WHAT IS ASKED: Copy out all of the records below line by line, keeping every word, symbol and number the same.

>> Begin RECORDED INFORMATION

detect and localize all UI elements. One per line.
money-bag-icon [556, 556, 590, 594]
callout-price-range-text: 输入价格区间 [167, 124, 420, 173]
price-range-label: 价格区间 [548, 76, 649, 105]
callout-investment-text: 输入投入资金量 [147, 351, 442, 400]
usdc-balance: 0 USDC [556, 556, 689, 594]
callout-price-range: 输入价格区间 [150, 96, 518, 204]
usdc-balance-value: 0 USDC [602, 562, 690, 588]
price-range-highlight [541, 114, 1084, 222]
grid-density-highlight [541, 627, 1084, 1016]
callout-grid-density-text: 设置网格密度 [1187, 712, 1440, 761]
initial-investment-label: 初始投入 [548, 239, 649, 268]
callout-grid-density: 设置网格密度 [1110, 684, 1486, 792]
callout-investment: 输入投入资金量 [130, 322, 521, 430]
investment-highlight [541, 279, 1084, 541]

>> End RECORDED INFORMATION

COMPLETE RESPONSE:
detect and localize all UI elements. One per line.
money-bag-icon [556, 556, 590, 594]
callout-price-range-text: 输入价格区间 [167, 124, 420, 173]
price-range-label: 价格区间 [548, 76, 649, 105]
callout-investment-text: 输入投入资金量 [147, 351, 442, 400]
usdc-balance: 0 USDC [556, 556, 689, 594]
callout-price-range: 输入价格区间 [150, 96, 518, 204]
usdc-balance-value: 0 USDC [602, 562, 690, 588]
price-range-highlight [541, 114, 1084, 222]
grid-density-highlight [541, 627, 1084, 1016]
callout-grid-density-text: 设置网格密度 [1187, 712, 1440, 761]
initial-investment-label: 初始投入 [548, 239, 649, 268]
callout-grid-density: 设置网格密度 [1110, 684, 1486, 792]
callout-investment: 输入投入资金量 [130, 322, 521, 430]
investment-highlight [541, 279, 1084, 541]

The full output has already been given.